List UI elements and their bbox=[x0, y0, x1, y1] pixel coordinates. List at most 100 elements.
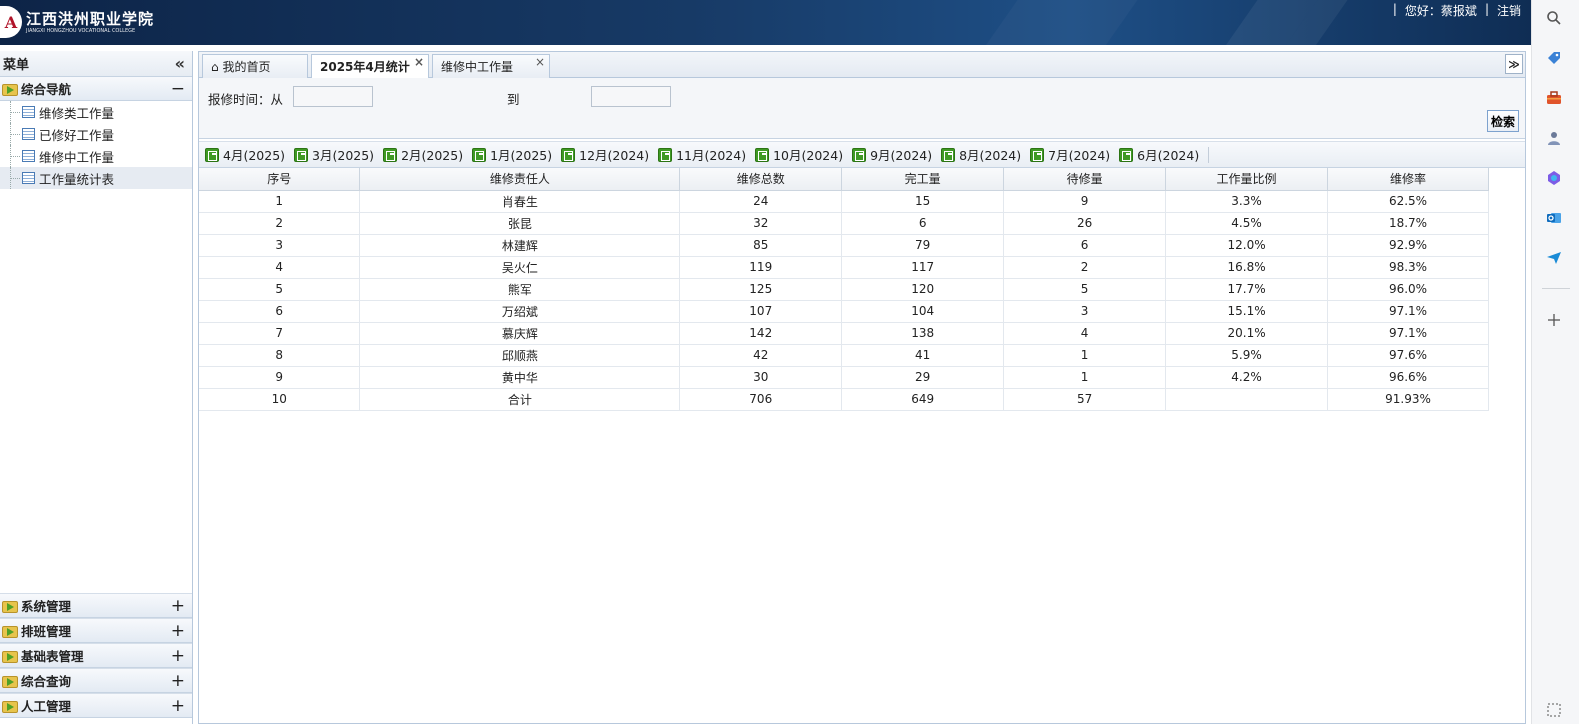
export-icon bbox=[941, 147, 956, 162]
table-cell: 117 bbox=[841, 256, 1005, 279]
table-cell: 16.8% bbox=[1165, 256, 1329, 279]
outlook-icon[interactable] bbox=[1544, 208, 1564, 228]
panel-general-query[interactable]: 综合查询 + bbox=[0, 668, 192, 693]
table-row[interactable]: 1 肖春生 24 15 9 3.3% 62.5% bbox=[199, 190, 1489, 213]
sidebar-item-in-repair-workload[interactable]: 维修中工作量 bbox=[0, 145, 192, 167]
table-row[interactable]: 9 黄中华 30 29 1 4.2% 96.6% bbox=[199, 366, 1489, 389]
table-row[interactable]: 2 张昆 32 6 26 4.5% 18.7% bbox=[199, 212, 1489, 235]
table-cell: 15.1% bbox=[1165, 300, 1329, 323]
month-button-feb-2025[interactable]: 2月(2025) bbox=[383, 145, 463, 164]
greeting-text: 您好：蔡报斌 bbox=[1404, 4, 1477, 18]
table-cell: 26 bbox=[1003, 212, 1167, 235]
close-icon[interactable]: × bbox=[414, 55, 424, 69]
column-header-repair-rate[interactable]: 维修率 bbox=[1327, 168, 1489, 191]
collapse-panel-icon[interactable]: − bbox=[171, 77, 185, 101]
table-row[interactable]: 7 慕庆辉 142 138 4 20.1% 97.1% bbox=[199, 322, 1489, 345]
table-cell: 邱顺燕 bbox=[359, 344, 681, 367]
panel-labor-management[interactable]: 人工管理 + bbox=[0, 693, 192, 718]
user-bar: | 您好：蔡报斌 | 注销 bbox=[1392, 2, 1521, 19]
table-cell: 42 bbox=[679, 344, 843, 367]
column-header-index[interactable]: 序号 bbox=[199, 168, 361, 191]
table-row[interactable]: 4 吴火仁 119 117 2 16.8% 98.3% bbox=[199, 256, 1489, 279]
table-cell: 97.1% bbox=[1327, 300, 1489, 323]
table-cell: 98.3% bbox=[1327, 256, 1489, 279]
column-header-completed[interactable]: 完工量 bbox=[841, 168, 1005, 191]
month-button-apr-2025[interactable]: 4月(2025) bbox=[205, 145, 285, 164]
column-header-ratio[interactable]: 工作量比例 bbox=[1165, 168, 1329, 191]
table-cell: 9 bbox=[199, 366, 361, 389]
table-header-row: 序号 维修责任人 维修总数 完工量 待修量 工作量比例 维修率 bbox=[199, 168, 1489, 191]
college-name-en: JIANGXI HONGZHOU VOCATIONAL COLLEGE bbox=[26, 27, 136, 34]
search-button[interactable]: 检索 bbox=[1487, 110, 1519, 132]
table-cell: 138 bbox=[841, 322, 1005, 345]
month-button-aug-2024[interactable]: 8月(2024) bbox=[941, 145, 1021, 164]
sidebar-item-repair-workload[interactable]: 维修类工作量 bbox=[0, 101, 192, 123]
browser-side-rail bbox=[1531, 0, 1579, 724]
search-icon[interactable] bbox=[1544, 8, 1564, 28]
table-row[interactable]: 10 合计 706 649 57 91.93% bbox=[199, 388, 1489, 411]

—————

Update the rows above by changing each "table-cell" to "grid-cell" and keeping everything else unchanged. Leave the pictures out of your answer.

List UI elements and their bbox=[x0, y0, x1, y1] pixel coordinates. List at most 100 elements.
export-icon bbox=[941, 147, 956, 162]
grid-cell: 117 bbox=[841, 256, 1005, 279]
grid-cell: 16.8% bbox=[1165, 256, 1329, 279]
outlook-icon[interactable] bbox=[1544, 208, 1564, 228]
panel-general-query[interactable]: 综合查询 + bbox=[0, 668, 192, 693]
table-row[interactable]: 1 肖春生 24 15 9 3.3% 62.5% bbox=[199, 190, 1489, 213]
sidebar-item-in-repair-workload[interactable]: 维修中工作量 bbox=[0, 145, 192, 167]
table-row[interactable]: 9 黄中华 30 29 1 4.2% 96.6% bbox=[199, 366, 1489, 389]
table-row[interactable]: 2 张昆 32 6 26 4.5% 18.7% bbox=[199, 212, 1489, 235]
grid-cell: 15.1% bbox=[1165, 300, 1329, 323]
month-button-feb-2025[interactable]: 2月(2025) bbox=[383, 145, 463, 164]
greeting-text: 您好：蔡报斌 bbox=[1404, 4, 1477, 18]
grid-cell: 26 bbox=[1003, 212, 1167, 235]
close-icon[interactable]: × bbox=[414, 55, 424, 69]
column-header-repair-rate[interactable]: 维修率 bbox=[1327, 168, 1489, 191]
collapse-panel-icon[interactable]: − bbox=[171, 77, 185, 101]
table-row[interactable]: 7 慕庆辉 142 138 4 20.1% 97.1% bbox=[199, 322, 1489, 345]
grid-cell: 邱顺燕 bbox=[359, 344, 681, 367]
panel-labor-management[interactable]: 人工管理 + bbox=[0, 693, 192, 718]
user-bar: | 您好：蔡报斌 | 注销 bbox=[1392, 2, 1521, 19]
grid-cell: 42 bbox=[679, 344, 843, 367]
column-header-index[interactable]: 序号 bbox=[199, 168, 361, 191]
table-row[interactable]: 4 吴火仁 119 117 2 16.8% 98.3% bbox=[199, 256, 1489, 279]
grid-cell: 97.1% bbox=[1327, 300, 1489, 323]
grid-cell: 98.3% bbox=[1327, 256, 1489, 279]
column-header-completed[interactable]: 完工量 bbox=[841, 168, 1005, 191]
month-button-apr-2025[interactable]: 4月(2025) bbox=[205, 145, 285, 164]
column-header-ratio[interactable]: 工作量比例 bbox=[1165, 168, 1329, 191]
grid-cell: 9 bbox=[199, 366, 361, 389]
table-header-row: 序号 维修责任人 维修总数 完工量 待修量 工作量比例 维修率 bbox=[199, 168, 1489, 191]
college-name-en: JIANGXI HONGZHOU VOCATIONAL COLLEGE bbox=[26, 27, 136, 34]
search-button[interactable]: 检索 bbox=[1487, 110, 1519, 132]
grid-cell: 138 bbox=[841, 322, 1005, 345]
month-button-aug-2024[interactable]: 8月(2024) bbox=[941, 145, 1021, 164]
sidebar-item-repair-workload[interactable]: 维修类工作量 bbox=[0, 101, 192, 123]
browser-side-rail bbox=[1531, 0, 1579, 724]
search-icon[interactable] bbox=[1544, 8, 1564, 28]
table-row[interactable]: 10 合计 706 649 57 91.93% bbox=[199, 388, 1489, 411]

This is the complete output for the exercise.